THE EXERCISE: Filter the entries below, keeping every line that has the word "cooking".

SUPPLIED DATA:
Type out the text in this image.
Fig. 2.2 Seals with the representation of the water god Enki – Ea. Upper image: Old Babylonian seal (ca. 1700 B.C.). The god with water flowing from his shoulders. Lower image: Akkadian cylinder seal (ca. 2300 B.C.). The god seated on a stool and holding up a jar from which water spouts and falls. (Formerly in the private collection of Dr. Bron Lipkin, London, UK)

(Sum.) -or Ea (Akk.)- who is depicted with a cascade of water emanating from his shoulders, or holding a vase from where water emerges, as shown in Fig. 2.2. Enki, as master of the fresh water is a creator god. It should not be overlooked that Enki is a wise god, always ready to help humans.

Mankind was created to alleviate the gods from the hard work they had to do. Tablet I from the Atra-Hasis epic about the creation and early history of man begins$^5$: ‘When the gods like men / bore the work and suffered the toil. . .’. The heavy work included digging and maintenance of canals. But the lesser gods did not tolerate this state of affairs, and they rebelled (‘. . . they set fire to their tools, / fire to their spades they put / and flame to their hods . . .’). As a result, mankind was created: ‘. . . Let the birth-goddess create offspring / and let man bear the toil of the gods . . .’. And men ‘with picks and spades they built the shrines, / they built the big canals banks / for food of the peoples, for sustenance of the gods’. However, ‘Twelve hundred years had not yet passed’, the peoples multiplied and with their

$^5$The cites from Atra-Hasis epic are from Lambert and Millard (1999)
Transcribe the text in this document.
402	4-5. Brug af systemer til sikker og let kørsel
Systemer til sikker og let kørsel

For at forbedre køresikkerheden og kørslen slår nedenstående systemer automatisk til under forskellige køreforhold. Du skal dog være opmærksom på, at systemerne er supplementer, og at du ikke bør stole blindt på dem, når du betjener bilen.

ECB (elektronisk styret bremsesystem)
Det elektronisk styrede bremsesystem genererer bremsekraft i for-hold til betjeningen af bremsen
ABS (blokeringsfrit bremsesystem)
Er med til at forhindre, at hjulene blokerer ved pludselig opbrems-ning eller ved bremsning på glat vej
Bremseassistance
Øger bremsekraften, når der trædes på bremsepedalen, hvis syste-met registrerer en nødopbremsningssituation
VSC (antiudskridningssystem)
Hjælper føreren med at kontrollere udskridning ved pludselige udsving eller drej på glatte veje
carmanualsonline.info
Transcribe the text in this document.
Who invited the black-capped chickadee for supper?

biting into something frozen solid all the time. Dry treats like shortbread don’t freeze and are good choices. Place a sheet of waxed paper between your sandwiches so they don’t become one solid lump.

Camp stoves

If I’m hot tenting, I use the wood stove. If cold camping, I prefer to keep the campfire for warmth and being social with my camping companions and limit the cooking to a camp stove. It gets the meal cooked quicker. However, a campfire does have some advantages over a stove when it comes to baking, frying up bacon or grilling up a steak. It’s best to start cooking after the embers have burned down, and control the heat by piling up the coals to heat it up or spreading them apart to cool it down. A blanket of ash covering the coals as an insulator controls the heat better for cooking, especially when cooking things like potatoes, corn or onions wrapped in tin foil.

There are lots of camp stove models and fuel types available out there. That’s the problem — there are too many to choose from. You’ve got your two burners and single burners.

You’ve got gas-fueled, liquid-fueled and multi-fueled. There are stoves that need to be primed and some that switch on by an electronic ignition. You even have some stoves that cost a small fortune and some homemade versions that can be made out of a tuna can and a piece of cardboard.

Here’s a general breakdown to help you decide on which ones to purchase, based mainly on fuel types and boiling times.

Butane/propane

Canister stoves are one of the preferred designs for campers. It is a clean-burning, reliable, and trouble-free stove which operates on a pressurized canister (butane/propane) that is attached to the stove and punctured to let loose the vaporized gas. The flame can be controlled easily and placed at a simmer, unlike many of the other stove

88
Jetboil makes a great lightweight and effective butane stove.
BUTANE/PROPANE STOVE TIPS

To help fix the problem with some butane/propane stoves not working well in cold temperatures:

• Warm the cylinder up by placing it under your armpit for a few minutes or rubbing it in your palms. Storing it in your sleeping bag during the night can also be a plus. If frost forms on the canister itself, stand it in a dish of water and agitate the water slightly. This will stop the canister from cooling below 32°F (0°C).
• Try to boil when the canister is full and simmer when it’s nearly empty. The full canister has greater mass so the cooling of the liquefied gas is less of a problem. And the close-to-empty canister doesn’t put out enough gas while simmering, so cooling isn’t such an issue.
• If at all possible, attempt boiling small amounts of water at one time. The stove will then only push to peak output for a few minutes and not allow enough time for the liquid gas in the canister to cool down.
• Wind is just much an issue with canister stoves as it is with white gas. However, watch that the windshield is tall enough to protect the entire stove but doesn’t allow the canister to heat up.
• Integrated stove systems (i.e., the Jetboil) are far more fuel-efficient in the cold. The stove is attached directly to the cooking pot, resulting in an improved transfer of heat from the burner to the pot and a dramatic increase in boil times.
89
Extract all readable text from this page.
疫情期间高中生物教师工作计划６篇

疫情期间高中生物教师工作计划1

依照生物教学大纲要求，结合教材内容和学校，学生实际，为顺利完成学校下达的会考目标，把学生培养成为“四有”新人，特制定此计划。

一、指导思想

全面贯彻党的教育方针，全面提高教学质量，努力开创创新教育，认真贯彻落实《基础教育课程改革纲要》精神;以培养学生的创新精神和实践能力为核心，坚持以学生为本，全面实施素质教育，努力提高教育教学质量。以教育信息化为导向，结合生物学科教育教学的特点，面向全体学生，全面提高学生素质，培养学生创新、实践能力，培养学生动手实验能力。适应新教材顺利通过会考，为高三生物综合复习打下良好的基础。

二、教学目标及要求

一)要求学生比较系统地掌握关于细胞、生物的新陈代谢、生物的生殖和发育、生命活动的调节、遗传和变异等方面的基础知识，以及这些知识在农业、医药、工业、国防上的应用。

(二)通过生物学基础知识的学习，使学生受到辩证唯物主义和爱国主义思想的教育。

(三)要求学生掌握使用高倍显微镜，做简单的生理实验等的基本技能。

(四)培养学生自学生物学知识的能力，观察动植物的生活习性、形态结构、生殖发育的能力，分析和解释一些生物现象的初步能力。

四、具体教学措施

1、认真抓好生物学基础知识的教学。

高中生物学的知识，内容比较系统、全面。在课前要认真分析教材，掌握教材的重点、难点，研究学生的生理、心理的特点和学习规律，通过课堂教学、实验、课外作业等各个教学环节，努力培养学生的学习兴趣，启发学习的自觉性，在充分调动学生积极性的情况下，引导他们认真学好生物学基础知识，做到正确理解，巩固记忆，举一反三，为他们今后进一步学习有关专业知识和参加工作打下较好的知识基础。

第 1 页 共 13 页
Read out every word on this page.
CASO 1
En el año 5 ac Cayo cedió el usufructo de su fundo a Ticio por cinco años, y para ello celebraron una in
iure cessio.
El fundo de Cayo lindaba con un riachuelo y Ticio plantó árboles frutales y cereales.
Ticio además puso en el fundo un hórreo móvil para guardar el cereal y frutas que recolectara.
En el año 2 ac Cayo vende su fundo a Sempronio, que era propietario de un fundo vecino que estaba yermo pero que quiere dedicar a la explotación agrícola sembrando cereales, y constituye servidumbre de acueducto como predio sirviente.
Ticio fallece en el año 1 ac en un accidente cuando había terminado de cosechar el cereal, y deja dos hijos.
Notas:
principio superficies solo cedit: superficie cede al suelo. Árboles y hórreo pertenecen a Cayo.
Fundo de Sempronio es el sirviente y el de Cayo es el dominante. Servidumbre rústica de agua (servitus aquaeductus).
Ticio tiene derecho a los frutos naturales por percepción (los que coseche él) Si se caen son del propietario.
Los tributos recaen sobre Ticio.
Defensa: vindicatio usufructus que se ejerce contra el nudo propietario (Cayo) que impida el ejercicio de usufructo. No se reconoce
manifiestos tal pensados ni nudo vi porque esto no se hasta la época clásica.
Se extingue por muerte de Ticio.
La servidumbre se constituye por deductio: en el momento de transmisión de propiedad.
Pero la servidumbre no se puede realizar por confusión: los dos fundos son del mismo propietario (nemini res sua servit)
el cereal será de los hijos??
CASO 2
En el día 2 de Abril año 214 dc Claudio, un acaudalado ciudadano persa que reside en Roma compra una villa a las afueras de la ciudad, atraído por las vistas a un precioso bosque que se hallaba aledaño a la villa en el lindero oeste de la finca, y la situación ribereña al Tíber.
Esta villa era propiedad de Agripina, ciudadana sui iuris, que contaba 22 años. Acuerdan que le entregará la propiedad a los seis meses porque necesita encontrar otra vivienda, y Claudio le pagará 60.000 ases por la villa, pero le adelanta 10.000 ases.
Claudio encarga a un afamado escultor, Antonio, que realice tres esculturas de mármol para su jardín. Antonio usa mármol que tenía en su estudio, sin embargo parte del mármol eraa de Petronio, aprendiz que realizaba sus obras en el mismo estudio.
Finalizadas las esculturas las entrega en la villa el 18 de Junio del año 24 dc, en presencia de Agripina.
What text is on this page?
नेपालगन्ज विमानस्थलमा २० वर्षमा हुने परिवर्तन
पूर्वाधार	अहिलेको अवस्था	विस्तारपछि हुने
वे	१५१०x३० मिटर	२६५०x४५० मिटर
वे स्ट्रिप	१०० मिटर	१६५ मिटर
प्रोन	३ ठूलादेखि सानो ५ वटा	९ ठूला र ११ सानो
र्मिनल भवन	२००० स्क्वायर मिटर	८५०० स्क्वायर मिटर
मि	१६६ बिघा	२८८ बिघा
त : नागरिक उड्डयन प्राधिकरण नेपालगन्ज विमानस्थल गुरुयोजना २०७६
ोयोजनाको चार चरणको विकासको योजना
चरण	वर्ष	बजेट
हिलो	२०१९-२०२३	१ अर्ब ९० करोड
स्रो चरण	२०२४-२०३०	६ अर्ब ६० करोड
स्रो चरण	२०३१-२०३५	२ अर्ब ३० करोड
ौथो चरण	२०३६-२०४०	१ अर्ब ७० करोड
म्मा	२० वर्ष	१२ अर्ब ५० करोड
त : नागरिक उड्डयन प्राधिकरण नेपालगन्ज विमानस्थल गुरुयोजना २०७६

FINISHED TASK:
If I’m hot tenting, I use the wood stove. If cold camping, I prefer to keep the campfire for warmth and being social with my camping companions and limit the cooking to a camp stove. It gets the meal cooked quicker. However, a campfire does have some advantages over a stove when it comes to baking, frying up bacon or grilling up a steak. It’s best to start cooking after the embers have burned down, and control the heat by piling up the coals to heat it up or spreading them apart to cool it down. A blanket of ash covering the coals as an insulator controls the heat better for cooking, especially when cooking things like potatoes, corn or onions wrapped in tin foil.
• Integrated stove systems (i.e., the Jetboil) are far more fuel-efficient in the cold. The stove is attached directly to the cooking pot, resulting in an improved transfer of heat from the burner to the pot and a dramatic increase in boil times.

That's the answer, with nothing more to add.